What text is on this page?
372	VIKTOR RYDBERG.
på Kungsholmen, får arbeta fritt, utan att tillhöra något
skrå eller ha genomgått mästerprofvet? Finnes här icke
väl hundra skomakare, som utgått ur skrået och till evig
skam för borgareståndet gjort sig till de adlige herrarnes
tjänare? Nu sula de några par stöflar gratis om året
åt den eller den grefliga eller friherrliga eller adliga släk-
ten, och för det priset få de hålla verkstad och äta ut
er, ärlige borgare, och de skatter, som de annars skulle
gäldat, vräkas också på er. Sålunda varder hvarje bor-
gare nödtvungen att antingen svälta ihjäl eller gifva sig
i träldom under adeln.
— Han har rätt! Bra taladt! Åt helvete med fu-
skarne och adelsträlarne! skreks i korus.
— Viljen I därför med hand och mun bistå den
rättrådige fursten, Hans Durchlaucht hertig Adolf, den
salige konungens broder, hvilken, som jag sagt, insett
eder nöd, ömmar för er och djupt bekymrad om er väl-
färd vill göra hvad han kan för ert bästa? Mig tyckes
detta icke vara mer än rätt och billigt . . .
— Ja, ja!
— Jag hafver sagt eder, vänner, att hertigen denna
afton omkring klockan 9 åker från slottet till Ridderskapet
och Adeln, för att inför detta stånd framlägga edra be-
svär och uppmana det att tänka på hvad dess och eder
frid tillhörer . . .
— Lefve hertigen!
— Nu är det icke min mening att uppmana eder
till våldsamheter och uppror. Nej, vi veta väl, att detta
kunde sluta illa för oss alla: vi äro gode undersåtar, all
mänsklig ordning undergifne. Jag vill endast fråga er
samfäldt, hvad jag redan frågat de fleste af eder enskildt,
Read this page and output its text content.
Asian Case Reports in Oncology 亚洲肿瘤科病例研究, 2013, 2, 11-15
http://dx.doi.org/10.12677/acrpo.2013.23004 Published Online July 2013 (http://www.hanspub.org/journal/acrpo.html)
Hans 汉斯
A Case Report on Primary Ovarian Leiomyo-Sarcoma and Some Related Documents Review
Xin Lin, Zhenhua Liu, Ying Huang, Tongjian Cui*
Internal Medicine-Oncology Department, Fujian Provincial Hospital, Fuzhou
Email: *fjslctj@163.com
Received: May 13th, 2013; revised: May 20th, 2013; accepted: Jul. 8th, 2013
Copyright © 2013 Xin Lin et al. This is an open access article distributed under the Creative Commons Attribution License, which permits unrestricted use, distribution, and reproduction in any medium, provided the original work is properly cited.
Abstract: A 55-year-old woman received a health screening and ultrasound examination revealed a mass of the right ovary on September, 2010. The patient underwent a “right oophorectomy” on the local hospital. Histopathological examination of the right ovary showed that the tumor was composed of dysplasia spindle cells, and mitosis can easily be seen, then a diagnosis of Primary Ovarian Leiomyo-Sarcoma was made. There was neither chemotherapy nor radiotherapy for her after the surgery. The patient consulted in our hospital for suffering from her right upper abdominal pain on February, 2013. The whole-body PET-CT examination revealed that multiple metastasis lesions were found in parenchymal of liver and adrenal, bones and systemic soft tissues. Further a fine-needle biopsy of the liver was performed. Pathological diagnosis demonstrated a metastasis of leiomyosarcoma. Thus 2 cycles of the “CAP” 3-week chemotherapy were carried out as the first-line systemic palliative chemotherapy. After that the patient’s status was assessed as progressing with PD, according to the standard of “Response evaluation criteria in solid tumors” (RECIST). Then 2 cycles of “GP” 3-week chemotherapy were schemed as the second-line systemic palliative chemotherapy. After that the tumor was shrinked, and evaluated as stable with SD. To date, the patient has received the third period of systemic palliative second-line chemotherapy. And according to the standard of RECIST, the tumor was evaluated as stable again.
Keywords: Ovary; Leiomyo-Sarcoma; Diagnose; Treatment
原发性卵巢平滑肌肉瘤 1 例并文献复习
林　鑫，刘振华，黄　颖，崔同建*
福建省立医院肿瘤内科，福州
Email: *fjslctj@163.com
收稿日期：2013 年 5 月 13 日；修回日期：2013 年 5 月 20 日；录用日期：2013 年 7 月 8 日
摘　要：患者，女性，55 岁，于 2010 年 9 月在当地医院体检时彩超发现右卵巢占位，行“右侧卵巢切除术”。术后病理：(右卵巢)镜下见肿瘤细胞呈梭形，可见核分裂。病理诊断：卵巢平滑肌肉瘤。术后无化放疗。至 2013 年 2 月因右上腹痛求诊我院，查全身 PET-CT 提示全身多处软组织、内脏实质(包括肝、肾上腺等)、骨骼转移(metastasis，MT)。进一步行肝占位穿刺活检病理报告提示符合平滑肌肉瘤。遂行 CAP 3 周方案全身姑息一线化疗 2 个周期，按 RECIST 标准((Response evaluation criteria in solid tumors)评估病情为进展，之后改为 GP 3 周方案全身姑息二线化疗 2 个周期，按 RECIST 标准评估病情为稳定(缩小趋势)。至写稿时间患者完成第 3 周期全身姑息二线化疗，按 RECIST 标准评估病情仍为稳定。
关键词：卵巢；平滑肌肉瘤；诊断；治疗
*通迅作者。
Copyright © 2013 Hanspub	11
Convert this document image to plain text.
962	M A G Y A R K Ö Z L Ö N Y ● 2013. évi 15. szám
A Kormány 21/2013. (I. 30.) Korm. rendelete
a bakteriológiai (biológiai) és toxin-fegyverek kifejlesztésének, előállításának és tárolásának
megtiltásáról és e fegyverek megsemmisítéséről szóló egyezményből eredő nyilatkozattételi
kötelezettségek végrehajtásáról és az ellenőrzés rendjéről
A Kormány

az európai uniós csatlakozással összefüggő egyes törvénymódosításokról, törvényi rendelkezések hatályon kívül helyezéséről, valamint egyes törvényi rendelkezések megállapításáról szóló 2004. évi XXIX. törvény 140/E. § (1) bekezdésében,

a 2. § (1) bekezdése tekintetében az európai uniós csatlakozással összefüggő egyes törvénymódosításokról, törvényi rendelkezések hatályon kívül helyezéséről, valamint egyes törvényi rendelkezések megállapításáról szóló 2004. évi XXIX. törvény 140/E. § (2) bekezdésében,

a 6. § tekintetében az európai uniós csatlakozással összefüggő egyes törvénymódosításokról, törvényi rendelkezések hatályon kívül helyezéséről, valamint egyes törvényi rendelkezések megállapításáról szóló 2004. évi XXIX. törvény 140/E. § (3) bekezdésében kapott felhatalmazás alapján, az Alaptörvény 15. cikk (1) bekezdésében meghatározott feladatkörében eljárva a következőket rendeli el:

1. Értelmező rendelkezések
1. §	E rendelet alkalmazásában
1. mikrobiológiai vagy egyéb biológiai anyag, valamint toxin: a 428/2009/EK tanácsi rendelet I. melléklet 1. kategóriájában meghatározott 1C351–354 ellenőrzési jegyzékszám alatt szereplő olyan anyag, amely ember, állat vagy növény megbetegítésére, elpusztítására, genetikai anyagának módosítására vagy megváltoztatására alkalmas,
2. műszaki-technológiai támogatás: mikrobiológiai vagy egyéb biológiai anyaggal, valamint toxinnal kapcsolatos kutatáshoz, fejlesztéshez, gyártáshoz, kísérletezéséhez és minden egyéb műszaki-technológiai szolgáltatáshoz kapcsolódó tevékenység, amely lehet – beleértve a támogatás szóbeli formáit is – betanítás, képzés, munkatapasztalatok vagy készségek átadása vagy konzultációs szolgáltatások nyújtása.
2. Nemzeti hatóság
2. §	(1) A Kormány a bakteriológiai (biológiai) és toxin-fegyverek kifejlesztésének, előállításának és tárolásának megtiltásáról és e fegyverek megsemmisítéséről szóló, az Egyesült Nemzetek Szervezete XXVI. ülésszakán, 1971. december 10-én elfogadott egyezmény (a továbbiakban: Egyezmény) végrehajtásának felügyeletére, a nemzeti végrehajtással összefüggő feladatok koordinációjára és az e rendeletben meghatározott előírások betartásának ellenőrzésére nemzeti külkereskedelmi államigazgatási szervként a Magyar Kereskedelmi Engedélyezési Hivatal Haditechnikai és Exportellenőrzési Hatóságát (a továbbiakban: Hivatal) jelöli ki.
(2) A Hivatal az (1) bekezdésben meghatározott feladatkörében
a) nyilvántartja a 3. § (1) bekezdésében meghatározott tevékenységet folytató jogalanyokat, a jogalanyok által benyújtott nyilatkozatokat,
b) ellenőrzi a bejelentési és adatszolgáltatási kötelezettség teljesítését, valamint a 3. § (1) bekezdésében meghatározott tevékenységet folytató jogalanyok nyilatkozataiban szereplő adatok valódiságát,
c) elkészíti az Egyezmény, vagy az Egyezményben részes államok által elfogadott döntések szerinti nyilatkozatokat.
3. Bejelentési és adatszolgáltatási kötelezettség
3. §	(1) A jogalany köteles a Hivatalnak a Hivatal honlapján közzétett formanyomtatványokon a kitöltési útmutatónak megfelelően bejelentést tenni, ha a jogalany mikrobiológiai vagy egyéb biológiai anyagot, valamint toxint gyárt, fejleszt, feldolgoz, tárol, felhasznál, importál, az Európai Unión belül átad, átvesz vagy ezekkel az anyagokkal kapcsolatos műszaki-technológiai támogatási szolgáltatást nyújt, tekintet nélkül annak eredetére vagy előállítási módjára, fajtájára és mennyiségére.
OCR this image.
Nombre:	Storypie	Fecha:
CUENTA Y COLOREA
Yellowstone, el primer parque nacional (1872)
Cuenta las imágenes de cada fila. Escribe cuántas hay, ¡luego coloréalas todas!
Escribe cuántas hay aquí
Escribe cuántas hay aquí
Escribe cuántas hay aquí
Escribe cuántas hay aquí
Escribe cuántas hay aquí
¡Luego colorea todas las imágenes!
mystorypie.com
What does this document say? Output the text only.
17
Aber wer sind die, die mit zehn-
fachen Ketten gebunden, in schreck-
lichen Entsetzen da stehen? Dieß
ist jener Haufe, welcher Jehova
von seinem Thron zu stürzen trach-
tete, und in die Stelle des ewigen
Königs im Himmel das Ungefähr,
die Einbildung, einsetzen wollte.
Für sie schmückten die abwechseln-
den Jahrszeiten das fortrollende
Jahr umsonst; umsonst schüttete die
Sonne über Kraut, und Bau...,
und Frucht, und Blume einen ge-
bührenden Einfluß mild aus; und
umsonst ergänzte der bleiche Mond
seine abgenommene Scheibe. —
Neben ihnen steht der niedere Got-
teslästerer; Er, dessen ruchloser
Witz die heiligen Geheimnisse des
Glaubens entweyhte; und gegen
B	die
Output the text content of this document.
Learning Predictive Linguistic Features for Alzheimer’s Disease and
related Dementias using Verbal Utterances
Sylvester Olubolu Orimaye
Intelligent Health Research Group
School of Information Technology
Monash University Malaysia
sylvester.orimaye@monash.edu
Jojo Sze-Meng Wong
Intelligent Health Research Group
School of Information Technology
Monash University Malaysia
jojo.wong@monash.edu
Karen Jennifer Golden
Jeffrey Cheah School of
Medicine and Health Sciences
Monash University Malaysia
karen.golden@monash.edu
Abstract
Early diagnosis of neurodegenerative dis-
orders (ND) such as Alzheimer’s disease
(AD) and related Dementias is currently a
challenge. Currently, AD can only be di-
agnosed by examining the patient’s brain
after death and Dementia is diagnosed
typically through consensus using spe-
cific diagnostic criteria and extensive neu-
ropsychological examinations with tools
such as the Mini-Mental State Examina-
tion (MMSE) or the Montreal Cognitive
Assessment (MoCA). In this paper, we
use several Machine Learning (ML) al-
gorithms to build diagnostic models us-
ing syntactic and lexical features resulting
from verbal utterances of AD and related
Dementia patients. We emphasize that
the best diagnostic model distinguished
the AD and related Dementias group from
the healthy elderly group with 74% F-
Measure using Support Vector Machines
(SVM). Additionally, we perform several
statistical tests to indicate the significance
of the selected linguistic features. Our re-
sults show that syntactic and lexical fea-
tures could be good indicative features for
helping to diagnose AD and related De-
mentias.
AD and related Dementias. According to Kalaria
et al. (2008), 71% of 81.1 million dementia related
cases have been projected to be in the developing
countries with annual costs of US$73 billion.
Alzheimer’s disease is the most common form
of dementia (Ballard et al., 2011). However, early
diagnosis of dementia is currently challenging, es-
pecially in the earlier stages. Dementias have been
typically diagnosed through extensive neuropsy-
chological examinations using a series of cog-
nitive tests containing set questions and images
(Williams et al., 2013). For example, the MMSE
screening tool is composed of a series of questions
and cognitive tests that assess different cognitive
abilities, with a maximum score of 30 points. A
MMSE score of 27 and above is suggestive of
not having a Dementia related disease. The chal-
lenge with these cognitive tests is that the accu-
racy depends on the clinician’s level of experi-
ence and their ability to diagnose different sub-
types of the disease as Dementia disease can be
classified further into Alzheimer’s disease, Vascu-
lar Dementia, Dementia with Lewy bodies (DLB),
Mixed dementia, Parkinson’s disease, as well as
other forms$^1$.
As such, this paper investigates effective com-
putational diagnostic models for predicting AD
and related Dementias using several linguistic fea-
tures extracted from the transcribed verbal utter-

━━━━━━━━━━━━━━━━

Assigned task:
Each line that mentions the string "Learning" must be copied from the listing.

Task response:
Learning Predictive Linguistic Features for Alzheimer’s Disease and
use several Machine Learning (ML) al-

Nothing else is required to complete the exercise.